Rows from a figure dataset
━━━━━━━━━━━━━━━━━━━━

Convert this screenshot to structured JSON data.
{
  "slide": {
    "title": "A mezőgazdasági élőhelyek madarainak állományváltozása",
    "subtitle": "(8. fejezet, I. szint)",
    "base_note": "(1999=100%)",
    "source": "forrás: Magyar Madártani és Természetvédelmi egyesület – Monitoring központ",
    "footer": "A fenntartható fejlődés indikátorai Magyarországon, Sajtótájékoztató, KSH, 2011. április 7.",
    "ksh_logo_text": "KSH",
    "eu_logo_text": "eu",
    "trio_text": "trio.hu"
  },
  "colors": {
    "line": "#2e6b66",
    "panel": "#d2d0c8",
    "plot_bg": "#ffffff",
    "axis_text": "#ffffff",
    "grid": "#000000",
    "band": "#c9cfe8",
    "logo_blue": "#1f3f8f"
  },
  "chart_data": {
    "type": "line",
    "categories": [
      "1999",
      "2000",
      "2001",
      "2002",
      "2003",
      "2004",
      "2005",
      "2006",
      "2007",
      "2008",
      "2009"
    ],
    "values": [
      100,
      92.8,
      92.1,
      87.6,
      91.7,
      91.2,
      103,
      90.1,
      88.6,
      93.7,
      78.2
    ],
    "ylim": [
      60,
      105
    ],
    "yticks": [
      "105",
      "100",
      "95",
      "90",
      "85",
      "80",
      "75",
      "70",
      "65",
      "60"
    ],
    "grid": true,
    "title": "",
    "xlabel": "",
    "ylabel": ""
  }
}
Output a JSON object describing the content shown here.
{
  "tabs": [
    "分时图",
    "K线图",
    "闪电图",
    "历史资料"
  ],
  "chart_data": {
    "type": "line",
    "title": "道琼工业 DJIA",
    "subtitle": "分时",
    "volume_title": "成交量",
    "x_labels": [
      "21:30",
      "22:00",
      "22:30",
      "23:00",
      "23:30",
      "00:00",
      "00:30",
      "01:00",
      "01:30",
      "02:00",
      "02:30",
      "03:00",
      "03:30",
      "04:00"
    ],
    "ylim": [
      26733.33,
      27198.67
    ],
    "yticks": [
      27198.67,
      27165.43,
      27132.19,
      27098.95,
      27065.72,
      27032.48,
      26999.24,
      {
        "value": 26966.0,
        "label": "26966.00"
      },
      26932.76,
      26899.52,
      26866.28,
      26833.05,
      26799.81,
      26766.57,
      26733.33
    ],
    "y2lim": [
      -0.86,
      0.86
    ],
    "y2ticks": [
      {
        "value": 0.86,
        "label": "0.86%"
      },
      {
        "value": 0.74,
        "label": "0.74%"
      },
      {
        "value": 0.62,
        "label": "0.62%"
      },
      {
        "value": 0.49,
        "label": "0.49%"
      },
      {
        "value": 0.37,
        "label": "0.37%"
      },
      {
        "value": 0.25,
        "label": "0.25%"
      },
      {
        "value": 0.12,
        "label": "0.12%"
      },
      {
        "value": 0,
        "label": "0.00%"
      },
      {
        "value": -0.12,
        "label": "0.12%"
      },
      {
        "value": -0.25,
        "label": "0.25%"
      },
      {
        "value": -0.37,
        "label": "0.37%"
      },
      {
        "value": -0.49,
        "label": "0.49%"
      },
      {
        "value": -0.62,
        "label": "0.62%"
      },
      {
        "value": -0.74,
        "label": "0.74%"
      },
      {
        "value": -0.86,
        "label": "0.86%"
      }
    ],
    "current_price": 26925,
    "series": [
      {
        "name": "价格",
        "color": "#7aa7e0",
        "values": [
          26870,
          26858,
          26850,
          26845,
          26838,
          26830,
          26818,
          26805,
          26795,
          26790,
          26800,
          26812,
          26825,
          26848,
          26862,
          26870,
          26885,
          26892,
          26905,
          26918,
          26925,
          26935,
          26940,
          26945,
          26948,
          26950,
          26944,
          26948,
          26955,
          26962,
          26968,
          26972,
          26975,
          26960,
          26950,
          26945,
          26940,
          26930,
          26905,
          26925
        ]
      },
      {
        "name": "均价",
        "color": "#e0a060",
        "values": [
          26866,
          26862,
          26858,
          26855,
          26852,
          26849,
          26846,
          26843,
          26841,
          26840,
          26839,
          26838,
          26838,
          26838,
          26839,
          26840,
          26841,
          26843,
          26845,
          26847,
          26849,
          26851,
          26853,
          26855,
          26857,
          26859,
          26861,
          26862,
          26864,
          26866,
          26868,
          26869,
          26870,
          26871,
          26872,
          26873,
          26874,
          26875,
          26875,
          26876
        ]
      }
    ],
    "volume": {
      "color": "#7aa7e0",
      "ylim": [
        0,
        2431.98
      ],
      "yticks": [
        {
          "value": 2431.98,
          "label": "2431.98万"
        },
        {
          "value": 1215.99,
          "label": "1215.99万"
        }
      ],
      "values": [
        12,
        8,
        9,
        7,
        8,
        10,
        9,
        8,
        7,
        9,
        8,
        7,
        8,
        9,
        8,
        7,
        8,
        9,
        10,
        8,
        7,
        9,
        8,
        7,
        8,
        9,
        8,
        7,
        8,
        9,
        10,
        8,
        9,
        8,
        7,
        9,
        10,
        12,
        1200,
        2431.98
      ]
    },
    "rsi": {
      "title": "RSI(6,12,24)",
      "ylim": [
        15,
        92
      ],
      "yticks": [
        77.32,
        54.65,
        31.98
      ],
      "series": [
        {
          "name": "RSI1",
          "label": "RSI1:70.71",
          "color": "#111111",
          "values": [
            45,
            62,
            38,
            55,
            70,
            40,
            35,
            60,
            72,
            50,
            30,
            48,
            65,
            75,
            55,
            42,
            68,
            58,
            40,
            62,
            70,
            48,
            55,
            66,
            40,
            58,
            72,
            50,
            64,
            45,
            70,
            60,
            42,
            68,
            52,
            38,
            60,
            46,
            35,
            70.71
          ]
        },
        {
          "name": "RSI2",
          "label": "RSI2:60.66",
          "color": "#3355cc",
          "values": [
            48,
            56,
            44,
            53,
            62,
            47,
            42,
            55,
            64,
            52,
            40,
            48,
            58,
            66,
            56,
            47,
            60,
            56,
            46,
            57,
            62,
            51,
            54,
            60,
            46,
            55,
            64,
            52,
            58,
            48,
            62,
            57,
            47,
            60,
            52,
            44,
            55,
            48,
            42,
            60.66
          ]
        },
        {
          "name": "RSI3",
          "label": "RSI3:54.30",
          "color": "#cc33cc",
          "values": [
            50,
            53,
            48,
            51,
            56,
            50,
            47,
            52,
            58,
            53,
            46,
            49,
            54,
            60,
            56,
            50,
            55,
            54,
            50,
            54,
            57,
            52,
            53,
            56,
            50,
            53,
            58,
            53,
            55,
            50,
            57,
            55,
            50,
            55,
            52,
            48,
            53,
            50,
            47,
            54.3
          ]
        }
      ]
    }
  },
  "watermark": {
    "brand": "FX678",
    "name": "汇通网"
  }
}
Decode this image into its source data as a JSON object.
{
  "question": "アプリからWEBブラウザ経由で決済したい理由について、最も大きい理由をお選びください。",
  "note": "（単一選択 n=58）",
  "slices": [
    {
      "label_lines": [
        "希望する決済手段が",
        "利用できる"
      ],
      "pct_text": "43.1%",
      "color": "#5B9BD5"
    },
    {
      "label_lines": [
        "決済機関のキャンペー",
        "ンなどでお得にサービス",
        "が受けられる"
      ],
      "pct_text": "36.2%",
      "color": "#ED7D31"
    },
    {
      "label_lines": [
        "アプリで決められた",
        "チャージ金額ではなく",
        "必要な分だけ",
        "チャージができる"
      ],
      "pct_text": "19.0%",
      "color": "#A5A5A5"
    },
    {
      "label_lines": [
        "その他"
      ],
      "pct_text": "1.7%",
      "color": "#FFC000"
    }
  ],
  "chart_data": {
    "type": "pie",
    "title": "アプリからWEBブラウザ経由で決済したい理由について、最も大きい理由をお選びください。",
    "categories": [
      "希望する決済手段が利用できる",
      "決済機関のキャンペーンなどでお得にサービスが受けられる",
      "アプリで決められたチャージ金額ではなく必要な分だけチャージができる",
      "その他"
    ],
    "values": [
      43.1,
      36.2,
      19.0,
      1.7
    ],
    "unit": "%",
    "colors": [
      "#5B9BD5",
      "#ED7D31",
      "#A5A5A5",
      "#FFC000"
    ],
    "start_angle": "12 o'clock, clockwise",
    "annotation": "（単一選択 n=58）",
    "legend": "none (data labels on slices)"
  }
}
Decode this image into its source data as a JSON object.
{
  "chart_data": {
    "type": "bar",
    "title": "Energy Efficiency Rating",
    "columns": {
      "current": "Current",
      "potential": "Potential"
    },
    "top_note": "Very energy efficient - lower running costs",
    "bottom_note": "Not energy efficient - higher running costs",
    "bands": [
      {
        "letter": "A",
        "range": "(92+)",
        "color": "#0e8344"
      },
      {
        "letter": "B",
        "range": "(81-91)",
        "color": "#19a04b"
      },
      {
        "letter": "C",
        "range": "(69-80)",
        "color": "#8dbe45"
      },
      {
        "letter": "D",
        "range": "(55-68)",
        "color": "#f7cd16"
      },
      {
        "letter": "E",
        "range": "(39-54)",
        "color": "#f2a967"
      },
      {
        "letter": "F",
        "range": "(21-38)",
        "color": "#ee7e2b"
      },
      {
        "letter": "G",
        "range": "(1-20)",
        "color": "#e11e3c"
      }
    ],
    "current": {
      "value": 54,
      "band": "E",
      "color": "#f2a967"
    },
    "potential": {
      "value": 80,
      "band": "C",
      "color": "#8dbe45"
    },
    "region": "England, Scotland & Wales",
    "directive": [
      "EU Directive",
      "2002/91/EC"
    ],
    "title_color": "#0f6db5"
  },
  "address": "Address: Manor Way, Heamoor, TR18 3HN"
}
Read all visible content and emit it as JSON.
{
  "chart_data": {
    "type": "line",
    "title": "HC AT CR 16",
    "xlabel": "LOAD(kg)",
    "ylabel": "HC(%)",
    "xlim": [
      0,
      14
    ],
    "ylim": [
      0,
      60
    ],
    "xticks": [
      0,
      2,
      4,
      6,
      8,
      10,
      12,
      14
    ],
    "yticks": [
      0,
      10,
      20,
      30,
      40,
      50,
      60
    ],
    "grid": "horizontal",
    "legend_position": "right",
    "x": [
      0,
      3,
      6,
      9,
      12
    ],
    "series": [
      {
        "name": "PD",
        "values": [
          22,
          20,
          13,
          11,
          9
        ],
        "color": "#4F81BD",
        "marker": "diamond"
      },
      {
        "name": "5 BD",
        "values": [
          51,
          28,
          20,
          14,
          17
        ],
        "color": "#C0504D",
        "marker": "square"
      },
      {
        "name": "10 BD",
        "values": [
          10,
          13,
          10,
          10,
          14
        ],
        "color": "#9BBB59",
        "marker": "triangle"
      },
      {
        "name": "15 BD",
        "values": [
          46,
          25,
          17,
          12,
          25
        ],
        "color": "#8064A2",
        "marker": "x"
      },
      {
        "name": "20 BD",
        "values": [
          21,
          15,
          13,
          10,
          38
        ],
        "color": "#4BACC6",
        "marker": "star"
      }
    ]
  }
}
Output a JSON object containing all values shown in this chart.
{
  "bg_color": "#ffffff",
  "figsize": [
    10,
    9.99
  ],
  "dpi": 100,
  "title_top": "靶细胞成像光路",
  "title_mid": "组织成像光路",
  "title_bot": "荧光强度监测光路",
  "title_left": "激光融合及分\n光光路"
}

━━━━━━━━━━━━━━━━━━━━

Every line from the one holding "Output a JSON object containing" through the final line of the listing must be echoed exactly; leave out all other lines.

CORRECT RESULT:
Output a JSON object containing all values shown in this chart.
{
  "bg_color": "#ffffff",
  "figsize": [
    10,
    9.99
  ],
  "dpi": 100,
  "title_top": "靶细胞成像光路",
  "title_mid": "组织成像光路",
  "title_bot": "荧光强度监测光路",
  "title_left": "激光融合及分\n光光路"
}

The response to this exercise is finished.